** What you will do **
From the entries below, pull out each line where "обеспечения" appears.

Items listed in a dataset:
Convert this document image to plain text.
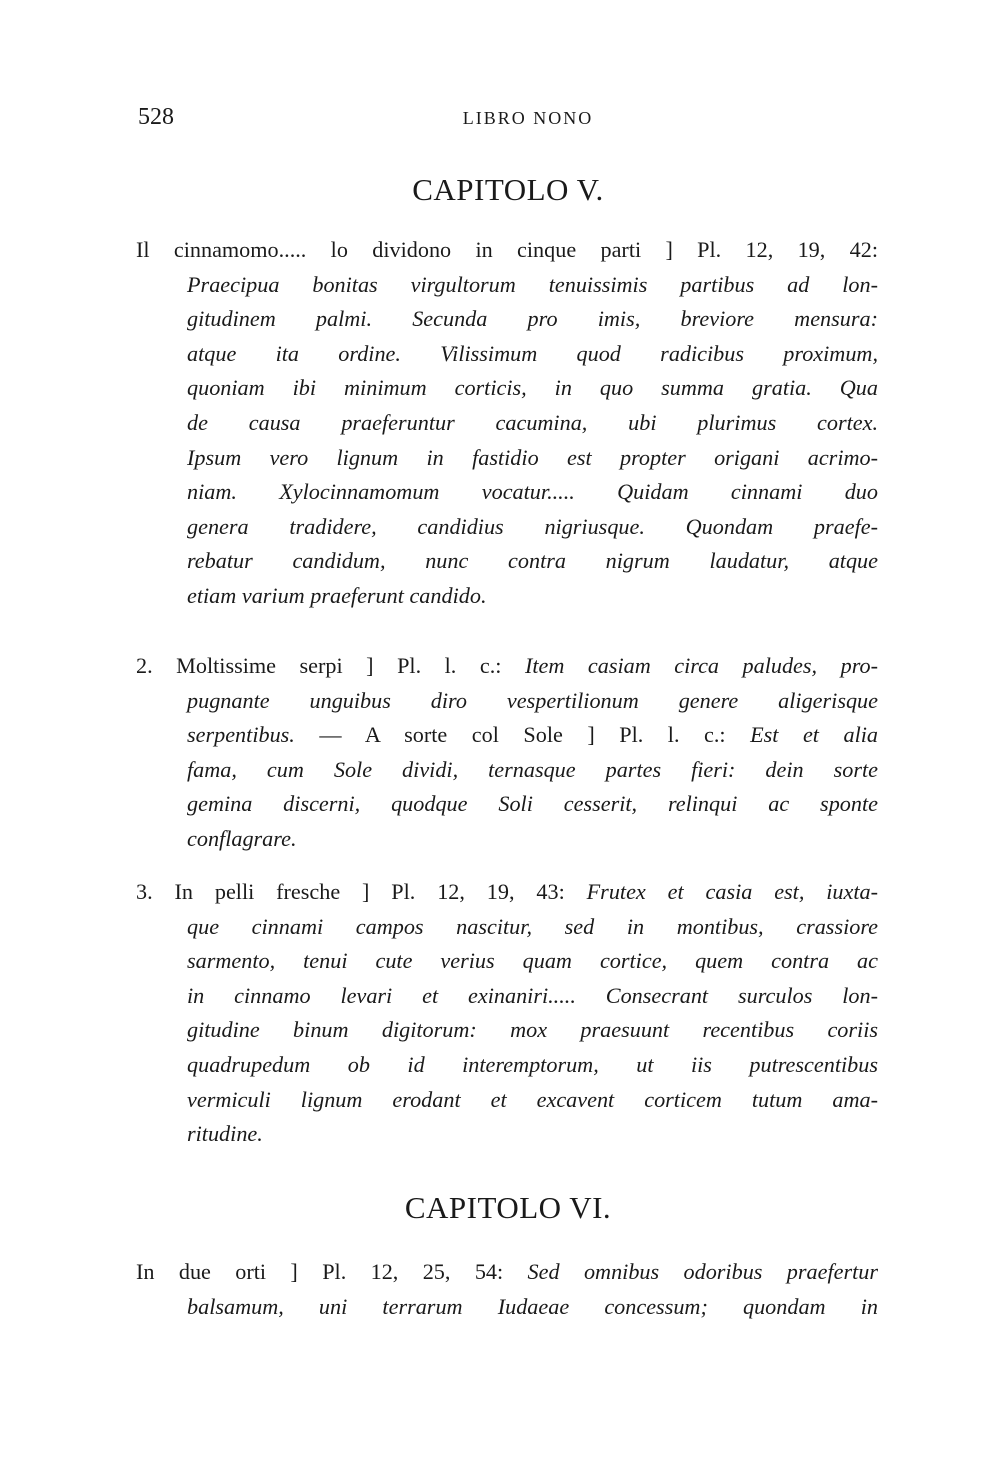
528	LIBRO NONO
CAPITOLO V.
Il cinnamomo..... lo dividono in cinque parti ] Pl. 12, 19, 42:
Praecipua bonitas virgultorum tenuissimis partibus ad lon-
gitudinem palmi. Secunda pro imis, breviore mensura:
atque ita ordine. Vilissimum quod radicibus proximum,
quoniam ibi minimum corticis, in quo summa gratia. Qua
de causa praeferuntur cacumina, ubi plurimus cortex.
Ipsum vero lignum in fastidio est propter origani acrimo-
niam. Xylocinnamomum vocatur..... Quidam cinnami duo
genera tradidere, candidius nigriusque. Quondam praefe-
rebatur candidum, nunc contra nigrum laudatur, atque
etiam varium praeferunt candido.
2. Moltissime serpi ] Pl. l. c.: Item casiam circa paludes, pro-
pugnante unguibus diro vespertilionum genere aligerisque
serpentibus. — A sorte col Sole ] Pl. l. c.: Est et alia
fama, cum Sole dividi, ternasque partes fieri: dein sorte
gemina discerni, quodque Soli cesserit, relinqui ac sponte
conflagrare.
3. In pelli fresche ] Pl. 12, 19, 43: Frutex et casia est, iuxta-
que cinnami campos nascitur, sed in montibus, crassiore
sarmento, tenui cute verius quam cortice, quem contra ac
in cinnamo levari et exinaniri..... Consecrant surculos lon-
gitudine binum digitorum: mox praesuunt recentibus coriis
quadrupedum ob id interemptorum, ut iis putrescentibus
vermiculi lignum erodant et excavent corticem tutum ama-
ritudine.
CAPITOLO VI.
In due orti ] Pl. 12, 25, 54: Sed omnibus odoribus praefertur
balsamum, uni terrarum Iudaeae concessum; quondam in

* * *

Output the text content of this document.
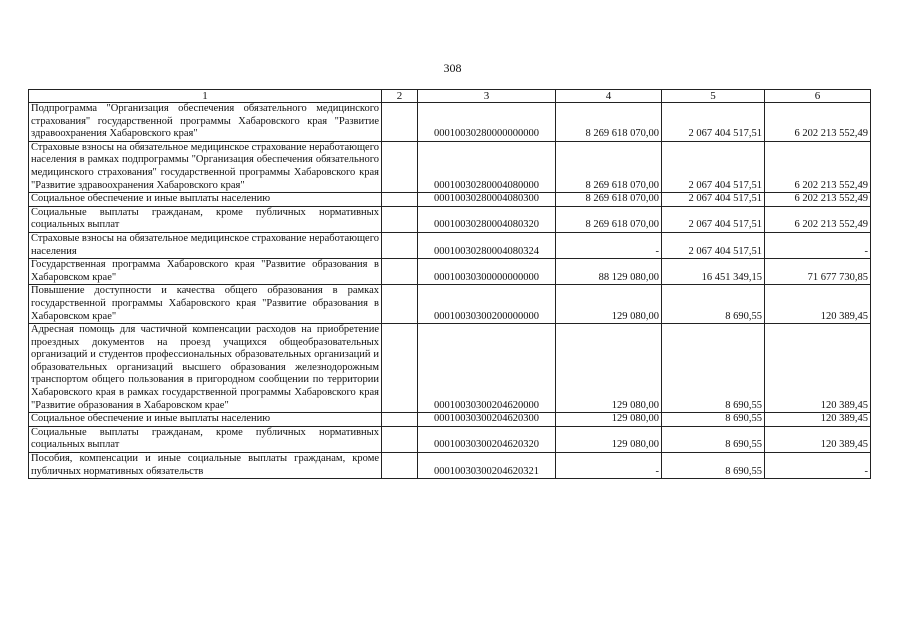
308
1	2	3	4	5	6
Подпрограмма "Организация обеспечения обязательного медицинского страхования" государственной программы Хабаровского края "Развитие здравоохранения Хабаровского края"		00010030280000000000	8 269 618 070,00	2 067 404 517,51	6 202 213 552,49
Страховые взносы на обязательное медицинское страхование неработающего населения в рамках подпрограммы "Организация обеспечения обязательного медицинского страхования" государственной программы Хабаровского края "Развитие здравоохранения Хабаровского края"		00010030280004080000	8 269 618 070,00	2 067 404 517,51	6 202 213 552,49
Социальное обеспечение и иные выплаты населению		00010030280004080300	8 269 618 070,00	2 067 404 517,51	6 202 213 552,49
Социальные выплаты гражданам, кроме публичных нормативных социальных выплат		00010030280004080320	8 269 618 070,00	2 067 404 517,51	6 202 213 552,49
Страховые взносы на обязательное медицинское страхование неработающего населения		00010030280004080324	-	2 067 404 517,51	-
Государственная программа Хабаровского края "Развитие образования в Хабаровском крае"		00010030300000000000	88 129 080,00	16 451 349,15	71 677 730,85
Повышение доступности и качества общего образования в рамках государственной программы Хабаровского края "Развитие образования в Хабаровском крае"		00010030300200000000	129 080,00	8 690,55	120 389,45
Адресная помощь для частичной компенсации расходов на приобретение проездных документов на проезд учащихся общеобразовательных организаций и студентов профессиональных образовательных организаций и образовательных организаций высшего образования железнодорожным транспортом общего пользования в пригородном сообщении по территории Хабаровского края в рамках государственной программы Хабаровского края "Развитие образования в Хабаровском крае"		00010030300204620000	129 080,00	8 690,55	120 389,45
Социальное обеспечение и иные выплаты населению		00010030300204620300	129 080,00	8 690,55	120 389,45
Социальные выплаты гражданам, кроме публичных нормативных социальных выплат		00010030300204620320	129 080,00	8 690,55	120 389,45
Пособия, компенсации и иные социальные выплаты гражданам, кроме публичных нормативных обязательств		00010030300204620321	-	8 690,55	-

---

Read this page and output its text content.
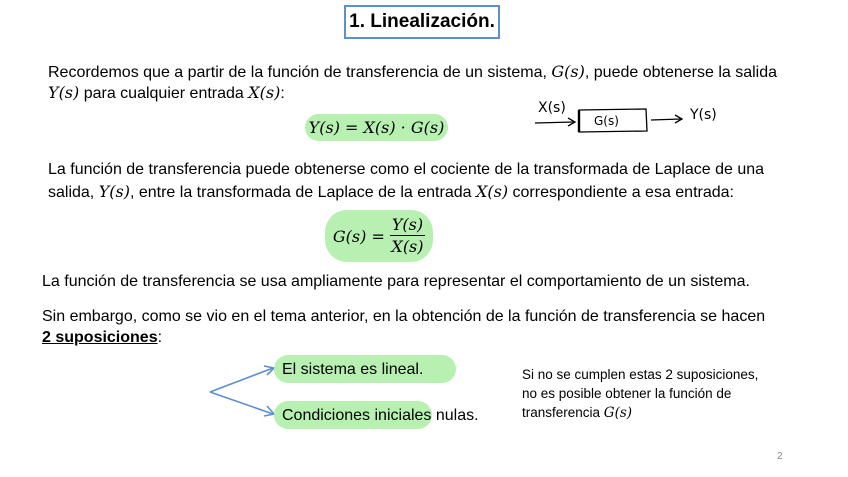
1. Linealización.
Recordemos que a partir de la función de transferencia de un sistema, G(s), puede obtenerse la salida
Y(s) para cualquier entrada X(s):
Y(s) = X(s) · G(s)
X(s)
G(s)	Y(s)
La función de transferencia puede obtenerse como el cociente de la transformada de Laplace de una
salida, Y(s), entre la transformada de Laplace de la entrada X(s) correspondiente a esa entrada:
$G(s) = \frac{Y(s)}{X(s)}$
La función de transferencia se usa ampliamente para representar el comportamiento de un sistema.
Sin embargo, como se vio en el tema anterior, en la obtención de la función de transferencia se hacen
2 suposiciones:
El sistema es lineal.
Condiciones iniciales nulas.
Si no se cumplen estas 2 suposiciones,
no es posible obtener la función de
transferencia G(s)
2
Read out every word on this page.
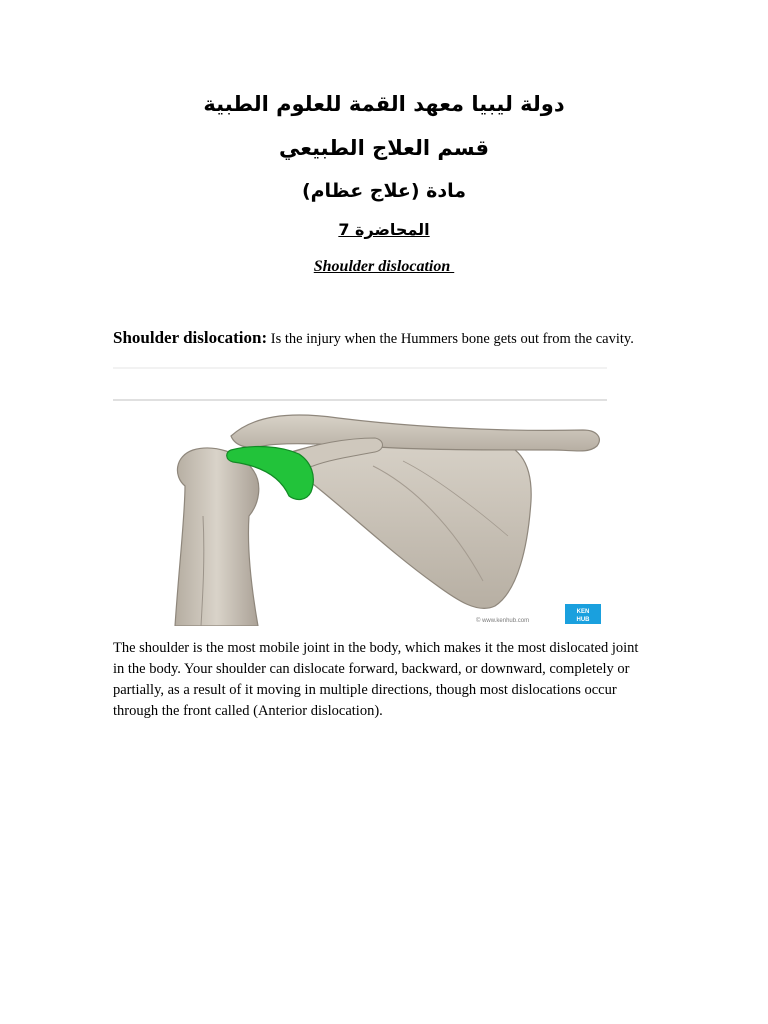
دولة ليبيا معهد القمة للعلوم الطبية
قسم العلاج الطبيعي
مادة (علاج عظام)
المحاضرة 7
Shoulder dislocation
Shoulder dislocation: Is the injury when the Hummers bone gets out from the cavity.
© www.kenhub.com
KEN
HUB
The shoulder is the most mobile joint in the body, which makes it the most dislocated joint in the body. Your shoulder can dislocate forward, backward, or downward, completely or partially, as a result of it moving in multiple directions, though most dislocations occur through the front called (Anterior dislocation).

** Result below **
Подпрограмма "Организация обеспечения обязательного медицинского страхования" государственной программы Хабаровского края "Развитие здравоохранения Хабаровского края"		00010030280000000000	8 269 618 070,00	2 067 404 517,51	6 202 213 552,49
Страховые взносы на обязательное медицинское страхование неработающего населения в рамках подпрограммы "Организация обеспечения обязательного медицинского страхования" государственной программы Хабаровского края "Развитие здравоохранения Хабаровского края"		00010030280004080000	8 269 618 070,00	2 067 404 517,51	6 202 213 552,49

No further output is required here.